(Extracted data entries)
++++++++

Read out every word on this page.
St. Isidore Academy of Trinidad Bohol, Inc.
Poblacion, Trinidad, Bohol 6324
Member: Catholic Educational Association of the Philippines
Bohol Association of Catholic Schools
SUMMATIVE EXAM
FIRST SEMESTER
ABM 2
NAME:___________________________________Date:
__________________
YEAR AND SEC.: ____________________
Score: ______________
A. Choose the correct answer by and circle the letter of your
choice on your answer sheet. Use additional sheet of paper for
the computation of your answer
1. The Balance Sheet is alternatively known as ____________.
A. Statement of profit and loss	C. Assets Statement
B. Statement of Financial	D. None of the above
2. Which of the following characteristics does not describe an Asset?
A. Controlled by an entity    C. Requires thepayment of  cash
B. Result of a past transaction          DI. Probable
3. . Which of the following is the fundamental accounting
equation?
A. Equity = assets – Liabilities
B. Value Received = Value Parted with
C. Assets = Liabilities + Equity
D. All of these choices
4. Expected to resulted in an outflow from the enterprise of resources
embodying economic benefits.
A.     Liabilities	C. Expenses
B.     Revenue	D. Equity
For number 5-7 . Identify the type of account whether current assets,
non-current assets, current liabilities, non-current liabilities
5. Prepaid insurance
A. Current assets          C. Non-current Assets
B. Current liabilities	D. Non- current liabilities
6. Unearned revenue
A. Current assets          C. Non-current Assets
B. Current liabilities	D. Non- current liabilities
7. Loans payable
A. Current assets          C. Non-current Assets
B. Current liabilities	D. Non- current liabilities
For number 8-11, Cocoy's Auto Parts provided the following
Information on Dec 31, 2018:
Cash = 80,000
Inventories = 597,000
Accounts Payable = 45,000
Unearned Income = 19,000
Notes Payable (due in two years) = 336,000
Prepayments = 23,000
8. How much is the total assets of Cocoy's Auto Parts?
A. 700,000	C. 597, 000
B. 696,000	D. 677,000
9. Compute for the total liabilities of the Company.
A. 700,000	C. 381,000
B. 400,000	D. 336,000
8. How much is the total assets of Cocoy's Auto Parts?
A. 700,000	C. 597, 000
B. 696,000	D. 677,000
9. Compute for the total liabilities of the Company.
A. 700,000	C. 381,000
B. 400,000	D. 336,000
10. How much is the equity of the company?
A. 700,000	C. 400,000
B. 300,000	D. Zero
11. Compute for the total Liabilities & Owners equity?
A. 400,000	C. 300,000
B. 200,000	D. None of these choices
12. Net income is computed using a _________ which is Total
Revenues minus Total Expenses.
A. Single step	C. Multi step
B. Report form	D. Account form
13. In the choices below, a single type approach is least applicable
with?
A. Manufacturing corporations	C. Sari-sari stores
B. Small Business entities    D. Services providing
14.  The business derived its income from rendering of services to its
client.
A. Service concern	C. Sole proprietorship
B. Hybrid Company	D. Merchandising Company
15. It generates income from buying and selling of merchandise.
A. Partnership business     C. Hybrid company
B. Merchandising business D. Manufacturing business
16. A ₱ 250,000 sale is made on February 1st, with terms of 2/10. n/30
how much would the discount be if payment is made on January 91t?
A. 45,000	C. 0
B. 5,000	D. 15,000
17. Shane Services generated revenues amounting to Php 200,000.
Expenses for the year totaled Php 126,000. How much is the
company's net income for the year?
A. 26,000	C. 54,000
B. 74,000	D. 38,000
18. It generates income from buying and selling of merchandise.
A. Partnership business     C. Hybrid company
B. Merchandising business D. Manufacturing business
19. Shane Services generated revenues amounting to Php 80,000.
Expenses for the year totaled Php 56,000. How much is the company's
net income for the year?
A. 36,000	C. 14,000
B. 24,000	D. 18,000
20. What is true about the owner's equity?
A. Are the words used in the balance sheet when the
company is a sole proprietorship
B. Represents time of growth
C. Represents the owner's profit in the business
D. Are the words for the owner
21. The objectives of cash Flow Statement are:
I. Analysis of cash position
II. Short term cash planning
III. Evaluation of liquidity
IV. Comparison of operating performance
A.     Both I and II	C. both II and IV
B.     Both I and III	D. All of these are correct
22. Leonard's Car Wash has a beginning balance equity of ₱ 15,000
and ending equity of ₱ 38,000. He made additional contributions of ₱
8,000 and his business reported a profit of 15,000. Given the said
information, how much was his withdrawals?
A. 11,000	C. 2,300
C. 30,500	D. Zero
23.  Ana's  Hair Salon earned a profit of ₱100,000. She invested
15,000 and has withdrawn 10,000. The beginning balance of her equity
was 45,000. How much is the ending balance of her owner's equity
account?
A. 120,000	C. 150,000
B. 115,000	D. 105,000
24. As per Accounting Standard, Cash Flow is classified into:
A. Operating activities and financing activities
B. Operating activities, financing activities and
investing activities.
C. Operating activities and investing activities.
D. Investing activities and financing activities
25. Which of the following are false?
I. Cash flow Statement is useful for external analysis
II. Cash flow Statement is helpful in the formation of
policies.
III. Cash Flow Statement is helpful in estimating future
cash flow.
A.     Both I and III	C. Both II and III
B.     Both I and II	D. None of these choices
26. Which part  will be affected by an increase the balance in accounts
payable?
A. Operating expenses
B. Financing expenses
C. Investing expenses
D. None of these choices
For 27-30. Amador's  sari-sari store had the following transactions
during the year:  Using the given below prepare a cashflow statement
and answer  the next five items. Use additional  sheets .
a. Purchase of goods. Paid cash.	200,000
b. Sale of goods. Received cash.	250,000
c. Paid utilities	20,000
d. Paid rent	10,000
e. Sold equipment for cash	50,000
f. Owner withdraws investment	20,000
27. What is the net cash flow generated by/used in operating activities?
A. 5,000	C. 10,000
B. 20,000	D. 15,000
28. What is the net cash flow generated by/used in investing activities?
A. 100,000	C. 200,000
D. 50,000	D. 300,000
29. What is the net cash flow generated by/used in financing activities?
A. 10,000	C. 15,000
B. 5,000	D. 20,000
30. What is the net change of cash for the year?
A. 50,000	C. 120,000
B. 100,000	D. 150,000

++++++++

◆ **GOAL**
Copy out every line holding the string "Received".

◆ **RESULT BELOW**
B. Value Received = Value Parted with
b. Sale of goods. Received cash.	250,000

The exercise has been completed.